— Written exercise —
Return each line of the listing that contains the string "JSON".

— Source records —
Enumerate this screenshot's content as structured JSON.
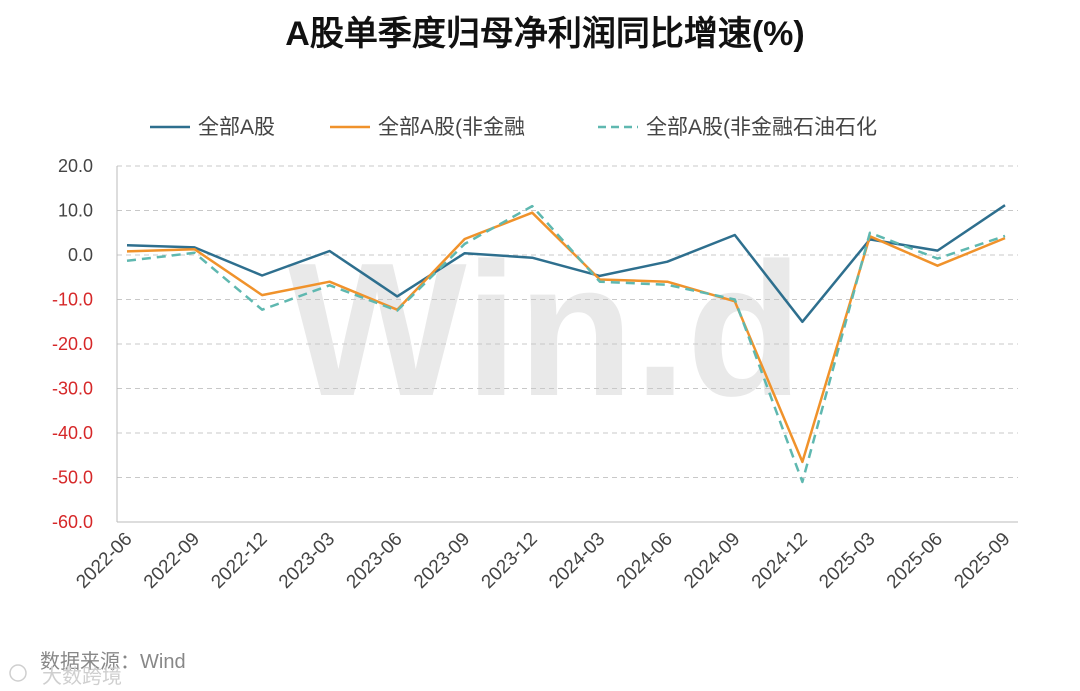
{
  "chart_data": {
    "type": "line",
    "title": "A股单季度归母净利润同比增速(%)",
    "categories": [
      "2022-06",
      "2022-09",
      "2022-12",
      "2023-03",
      "2023-06",
      "2023-09",
      "2023-12",
      "2024-03",
      "2024-06",
      "2024-09",
      "2024-12",
      "2025-03",
      "2025-06",
      "2025-09"
    ],
    "series": [
      {
        "name": "全部A股",
        "color": "#2e6f8e",
        "dash": "solid",
        "values": [
          2.2,
          1.7,
          -4.6,
          0.9,
          -9.3,
          0.4,
          -0.6,
          -4.7,
          -1.5,
          4.5,
          -15.0,
          3.5,
          1.0,
          11.2
        ]
      },
      {
        "name": "全部A股(非金融",
        "color": "#f0922b",
        "dash": "solid",
        "values": [
          0.8,
          1.3,
          -9.0,
          -6.0,
          -12.3,
          3.6,
          9.5,
          -5.5,
          -6.0,
          -10.4,
          -46.5,
          4.2,
          -2.4,
          3.8
        ]
      },
      {
        "name": "全部A股(非金融石油石化",
        "color": "#5fb8b0",
        "dash": "dashed",
        "values": [
          -1.3,
          0.5,
          -12.3,
          -6.8,
          -12.5,
          2.5,
          11.0,
          -6.0,
          -6.7,
          -10.0,
          -51.0,
          5.0,
          -0.8,
          4.3
        ]
      }
    ],
    "y_ticks": [
      "20.0",
      "10.0",
      "0.0",
      "-10.0",
      "-20.0",
      "-30.0",
      "-40.0",
      "-50.0",
      "-60.0"
    ],
    "ylim": [
      -60,
      20
    ],
    "grid": true,
    "legend_position": "top",
    "negative_tick_color": "#d62728",
    "positive_tick_color": "#444444"
  },
  "source": "数据来源：Wind",
  "watermark": "Win.d",
  "logo_text": "大数跨境"
}
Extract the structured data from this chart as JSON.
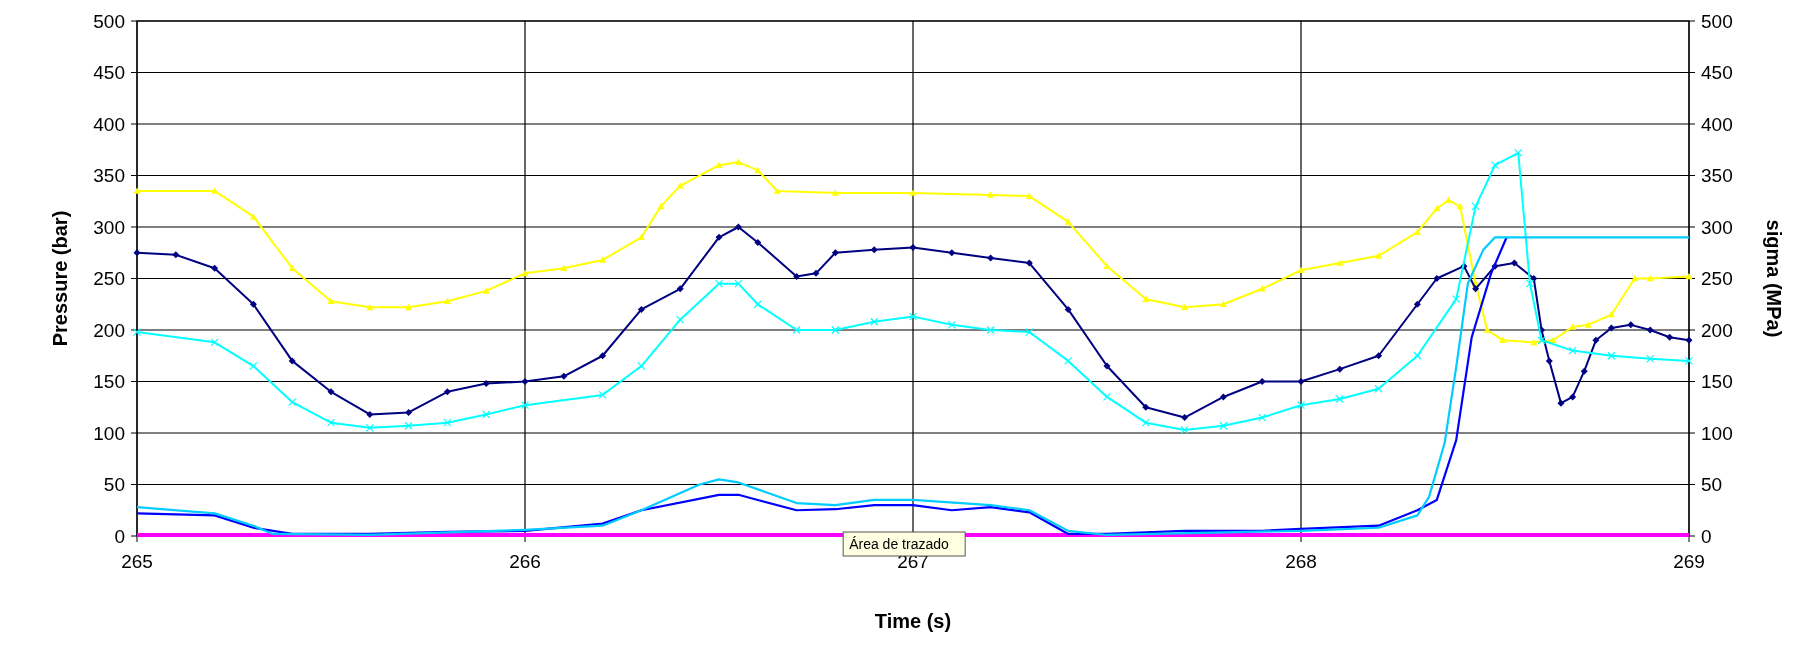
{
  "chart_data": {
    "type": "line",
    "xlabel": "Time (s)",
    "ylabel": "Pressure (bar)",
    "y2label": "sigma (MPa)",
    "xlim": [
      265,
      269
    ],
    "xticks": [
      265,
      266,
      267,
      268,
      269
    ],
    "ylim": [
      0,
      500
    ],
    "yticks": [
      0,
      50,
      100,
      150,
      200,
      250,
      300,
      350,
      400,
      450,
      500
    ],
    "y2lim": [
      0,
      500
    ],
    "y2ticks": [
      0,
      50,
      100,
      150,
      200,
      250,
      300,
      350,
      400,
      450,
      500
    ],
    "grid": true,
    "annotations": [
      "Área de trazado"
    ],
    "series": [
      {
        "color": "#ff00ff",
        "marker": "none",
        "x": [
          265,
          269
        ],
        "values": [
          1,
          1
        ]
      },
      {
        "color": "#ffff00",
        "marker": "triangle",
        "x": [
          265,
          265.2,
          265.3,
          265.4,
          265.5,
          265.6,
          265.7,
          265.8,
          265.9,
          266,
          266.1,
          266.2,
          266.3,
          266.35,
          266.4,
          266.5,
          266.55,
          266.6,
          266.65,
          266.8,
          267,
          267.2,
          267.3,
          267.4,
          267.5,
          267.6,
          267.7,
          267.8,
          267.9,
          268,
          268.1,
          268.2,
          268.3,
          268.35,
          268.38,
          268.41,
          268.45,
          268.48,
          268.52,
          268.6,
          268.65,
          268.7,
          268.74,
          268.8,
          268.86,
          268.9,
          269
        ],
        "values": [
          335,
          335,
          310,
          260,
          228,
          222,
          222,
          228,
          238,
          255,
          260,
          268,
          290,
          320,
          340,
          360,
          363,
          355,
          335,
          333,
          333,
          331,
          330,
          305,
          262,
          230,
          222,
          225,
          240,
          258,
          265,
          272,
          295,
          318,
          326,
          320,
          245,
          200,
          190,
          188,
          190,
          203,
          205,
          215,
          250,
          250,
          252
        ]
      },
      {
        "color": "#000080",
        "marker": "diamond",
        "x": [
          265,
          265.1,
          265.2,
          265.3,
          265.4,
          265.5,
          265.6,
          265.7,
          265.8,
          265.9,
          266,
          266.1,
          266.2,
          266.3,
          266.4,
          266.5,
          266.55,
          266.6,
          266.7,
          266.75,
          266.8,
          266.9,
          267,
          267.1,
          267.2,
          267.3,
          267.4,
          267.5,
          267.6,
          267.7,
          267.8,
          267.9,
          268,
          268.1,
          268.2,
          268.3,
          268.35,
          268.42,
          268.45,
          268.5,
          268.55,
          268.6,
          268.62,
          268.64,
          268.67,
          268.7,
          268.73,
          268.76,
          268.8,
          268.85,
          268.9,
          268.95,
          269
        ],
        "values": [
          275,
          273,
          260,
          225,
          170,
          140,
          118,
          120,
          140,
          148,
          150,
          155,
          175,
          220,
          240,
          290,
          300,
          285,
          252,
          255,
          275,
          278,
          280,
          275,
          270,
          265,
          220,
          165,
          125,
          115,
          135,
          150,
          150,
          162,
          175,
          225,
          250,
          262,
          240,
          262,
          265,
          250,
          200,
          170,
          129,
          135,
          160,
          190,
          202,
          205,
          200,
          193,
          190
        ]
      },
      {
        "color": "#00ffff",
        "marker": "cross",
        "x": [
          265,
          265.2,
          265.3,
          265.4,
          265.5,
          265.6,
          265.7,
          265.8,
          265.9,
          266,
          266.2,
          266.3,
          266.4,
          266.5,
          266.55,
          266.6,
          266.7,
          266.8,
          266.9,
          267,
          267.1,
          267.2,
          267.3,
          267.4,
          267.5,
          267.6,
          267.7,
          267.8,
          267.9,
          268,
          268.1,
          268.2,
          268.3,
          268.4,
          268.45,
          268.5,
          268.56,
          268.59,
          268.62,
          268.7,
          268.8,
          268.9,
          269
        ],
        "values": [
          198,
          188,
          165,
          130,
          110,
          105,
          107,
          110,
          118,
          127,
          137,
          165,
          210,
          245,
          245,
          225,
          200,
          200,
          208,
          213,
          205,
          200,
          198,
          170,
          135,
          110,
          103,
          107,
          115,
          127,
          133,
          143,
          175,
          230,
          320,
          360,
          372,
          245,
          190,
          180,
          175,
          172,
          170
        ]
      },
      {
        "color": "#0000ff",
        "marker": "none",
        "x": [
          265,
          265.2,
          265.3,
          265.4,
          265.6,
          265.8,
          266,
          266.2,
          266.3,
          266.5,
          266.55,
          266.6,
          266.7,
          266.8,
          266.9,
          267,
          267.1,
          267.2,
          267.3,
          267.4,
          267.5,
          267.7,
          267.9,
          268,
          268.2,
          268.3,
          268.35,
          268.4,
          268.44,
          268.49,
          268.53
        ],
        "values": [
          22,
          20,
          8,
          2,
          2,
          4,
          5,
          12,
          25,
          40,
          40,
          35,
          25,
          26,
          30,
          30,
          25,
          28,
          23,
          2,
          2,
          5,
          5,
          7,
          10,
          25,
          35,
          93,
          193,
          255,
          290
        ]
      },
      {
        "color": "#00ccff",
        "marker": "none",
        "x": [
          265,
          265.2,
          265.3,
          265.35,
          265.6,
          266,
          266.2,
          266.3,
          266.45,
          266.5,
          266.55,
          266.7,
          266.8,
          266.9,
          267,
          267.2,
          267.3,
          267.4,
          267.5,
          268,
          268.2,
          268.3,
          268.33,
          268.37,
          268.4,
          268.43,
          268.47,
          268.5,
          269
        ],
        "values": [
          28,
          22,
          10,
          2,
          1,
          6,
          10,
          25,
          50,
          55,
          52,
          32,
          30,
          35,
          35,
          30,
          25,
          5,
          1,
          5,
          8,
          20,
          38,
          90,
          164,
          245,
          278,
          290,
          290
        ]
      }
    ]
  }
}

— Correct response —
Enumerate this screenshot's content as structured JSON.
Extract the structured data from this chart as JSON.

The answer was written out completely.